-- Begin Extract to read --

Volkswagen Arteon — A stylish hatchback

By Jim Meachen and Ted Biederman

(June 6, 2021) Perhaps the biggest problem Volkswagen faces with its flagship near-luxury mid-sized hatchback Arteon, which has undergone a freshening for 2021, is that few people even know what it is. Over our time behind the wheel of a top trim SEL Premium R-Line we asked a half dozen people what they thought of the Arteon, and not one was familiar with the car.

With sales of only 6,000 combined for 2019 and 2020 and limited advertising we understand why it's invisible. And that's really too bad because we think if the Arteon had more visibility and more test drives,

So exactly what is the Volkswagen Arteon? The Arteon is the successor to the CC, a very stylish four-door mid-sized sedan with coupe-like styling manufactured from 2009 through 2017. The CC was criticized for its tight interior space. Unlike the CC, the Arteon is a four-door hatchback with scads of passenger room and crossover-like cargo hauling ability because of the hatchback design. There are 27.2 cubic feet of storage under the hatch, and with the rear setbacks folded cargo space increases to 56.2 cubic feet.

It falls in the VW sedan hierarchy ahead of the mainstream Passat and competes against such nameplates as the Kia Stinger (also a hatchback), and Toyota Avalon. It also compares to the Kia K5 GT and the top trim levels of the Honda Accord.

This is the third production year for the Arteon in North America and it gets some fresh exterior details including new front bumpers, new wheel designs (a highlight of the exterior look in our estimation), the adoption of the new VW logo, and more differentiation for the sporty R-Line.

Inside, the Arteon gets upgraded materials, a thicker steering wheel, redesigned air vents, touch-sensitive climate controls, and adjustable ambient lighting. A digital gauge cluster is now standard throughout the lineup as well as a new 8-inch touchscreen and the addition of wireless Apple CarPlay and Android Auto.

The Arteon comes in three trim levels — SE, SEL R-Line and SEL Premium R-Line — and all are powered by a turbocharged 2.0-liter 4-cylinder making 268 horsepower @ 5,500 rpm and 258 pound-feet of torque @ 1,950 rpm. The engine is relatively fuel efficient rated at 22 city, 32 highway and 25 combined for front-drive and 20/31/24 for all-wheel drive. Premium fuel is required.

-- End Extract to read --
-- Begin Material provided --

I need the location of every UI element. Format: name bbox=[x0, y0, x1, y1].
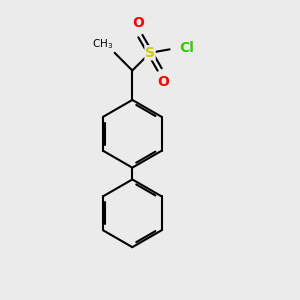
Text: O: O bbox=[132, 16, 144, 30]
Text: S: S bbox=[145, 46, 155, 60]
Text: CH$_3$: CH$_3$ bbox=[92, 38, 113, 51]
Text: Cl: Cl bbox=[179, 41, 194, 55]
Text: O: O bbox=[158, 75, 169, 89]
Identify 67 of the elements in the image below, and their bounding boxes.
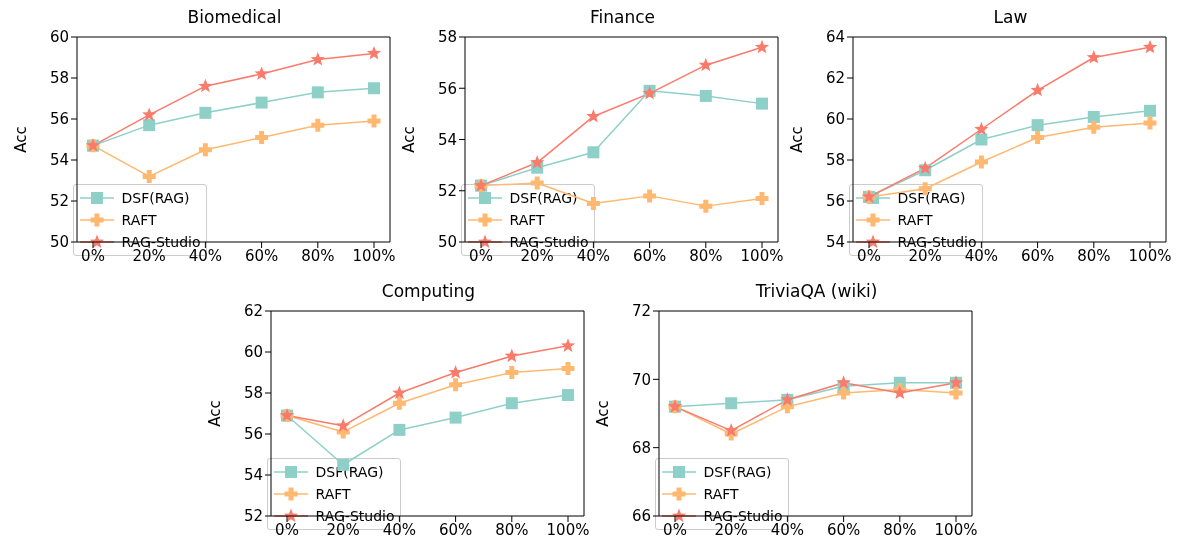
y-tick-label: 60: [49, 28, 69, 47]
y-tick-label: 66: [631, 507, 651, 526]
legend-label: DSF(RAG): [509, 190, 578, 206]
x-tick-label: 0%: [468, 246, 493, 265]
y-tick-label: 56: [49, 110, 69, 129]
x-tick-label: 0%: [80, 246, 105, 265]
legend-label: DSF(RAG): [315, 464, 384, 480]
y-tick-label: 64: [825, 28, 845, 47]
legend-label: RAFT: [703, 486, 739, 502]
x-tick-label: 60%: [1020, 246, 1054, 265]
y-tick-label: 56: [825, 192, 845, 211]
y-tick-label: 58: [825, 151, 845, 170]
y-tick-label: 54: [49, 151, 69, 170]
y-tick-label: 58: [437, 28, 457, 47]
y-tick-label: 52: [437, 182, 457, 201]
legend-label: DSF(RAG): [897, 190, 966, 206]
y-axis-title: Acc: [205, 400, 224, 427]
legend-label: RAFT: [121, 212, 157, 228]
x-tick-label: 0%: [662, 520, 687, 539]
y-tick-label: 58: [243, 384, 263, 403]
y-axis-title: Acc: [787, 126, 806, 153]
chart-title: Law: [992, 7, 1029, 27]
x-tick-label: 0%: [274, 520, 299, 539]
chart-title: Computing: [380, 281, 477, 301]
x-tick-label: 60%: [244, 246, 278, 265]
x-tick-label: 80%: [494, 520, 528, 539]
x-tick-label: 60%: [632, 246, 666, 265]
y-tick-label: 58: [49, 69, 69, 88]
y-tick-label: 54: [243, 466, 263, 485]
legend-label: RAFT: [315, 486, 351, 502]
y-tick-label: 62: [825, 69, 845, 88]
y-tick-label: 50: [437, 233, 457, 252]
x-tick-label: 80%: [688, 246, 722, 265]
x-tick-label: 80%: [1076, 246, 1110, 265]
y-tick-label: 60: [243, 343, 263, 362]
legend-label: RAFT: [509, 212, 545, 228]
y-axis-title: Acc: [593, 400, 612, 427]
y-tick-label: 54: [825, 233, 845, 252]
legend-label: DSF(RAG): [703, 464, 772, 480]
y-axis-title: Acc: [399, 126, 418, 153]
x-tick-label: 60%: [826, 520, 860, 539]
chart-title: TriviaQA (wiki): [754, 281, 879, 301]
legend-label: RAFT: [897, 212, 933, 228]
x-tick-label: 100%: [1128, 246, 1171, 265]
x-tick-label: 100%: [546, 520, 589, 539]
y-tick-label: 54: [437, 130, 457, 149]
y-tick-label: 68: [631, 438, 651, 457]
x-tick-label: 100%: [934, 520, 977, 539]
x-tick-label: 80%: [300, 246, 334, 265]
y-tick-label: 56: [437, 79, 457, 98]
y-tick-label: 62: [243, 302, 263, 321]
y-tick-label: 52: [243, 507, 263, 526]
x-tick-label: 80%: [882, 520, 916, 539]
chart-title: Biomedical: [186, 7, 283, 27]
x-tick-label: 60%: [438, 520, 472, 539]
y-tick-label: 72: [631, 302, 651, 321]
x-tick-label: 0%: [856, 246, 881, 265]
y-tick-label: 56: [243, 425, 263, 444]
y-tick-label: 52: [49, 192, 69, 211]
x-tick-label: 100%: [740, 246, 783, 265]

-- End Material provided --

Required tasks –
#1 Output the Arteon review word for word, everything from "This is the" down to "and Android Auto.".
#2 Go on with the Volkswagen Arteon review, picking up after its last sentence.
The records were taken from a different source than the text.

Responses in order –
#1
This is the third production year for the Arteon in North America and it gets some fresh exterior details including new front bumpers, new wheel designs (a highlight of the exterior look in our estimation), the adoption of the new VW logo, and more differentiation for the sporty R-Line.

Inside, the Arteon gets upgraded materials, a thicker steering wheel, redesigned air vents, touch-sensitive climate controls, and adjustable ambient lighting. A digital gauge cluster is now standard throughout the lineup as well as a new 8-inch touchscreen and the addition of wireless Apple CarPlay and Android Auto.

#2
The driving experience proved acceptable with the engine taking us from a standstill to 60 mph in the mid 6-second range, certainly adequate, but lacking a bit of urgency when compared to the Stinger and Kia K5 GT. The shifts were smooth and there was no hesitation in downshifting. And the steering was precise like we've come to expect in most Volkswagens. The ride is on the luxury side, a couple of ticks below sporty, but one that should please the owners of this car. Adaptive suspension dampers are standard and can be manually set to Comfort, Normal or Sport.

The car proved reasonably quiet at highway speeds and we found the driver's seating position spot on.  The spacious rear seats are pleasant and comfortable, excellent for passengers on a long drive.
Our only real concern on the road was with the adaptive cruise control, which didn't maintain a consistent distance behind a slower-moving car. It proved so aggravating a couple of times we just turned it off. We think the problem might have been just with our test car and not prevalent throughout the lineup. This particular cruise control definitely needed some recalibration.

The Arteon comes standard with several driver-assistance features including forward collision warning with automated emergency breaking, blind-spot monitor with rear cross-traffic alert, and lane-departure warning and lane-keep assist. Adaptive cruise control is standard on the top two trim levels and the SEL Premium has automatic high-beam control, a surround-view camera system and a parking-assistance feature with front and rear parking sensors.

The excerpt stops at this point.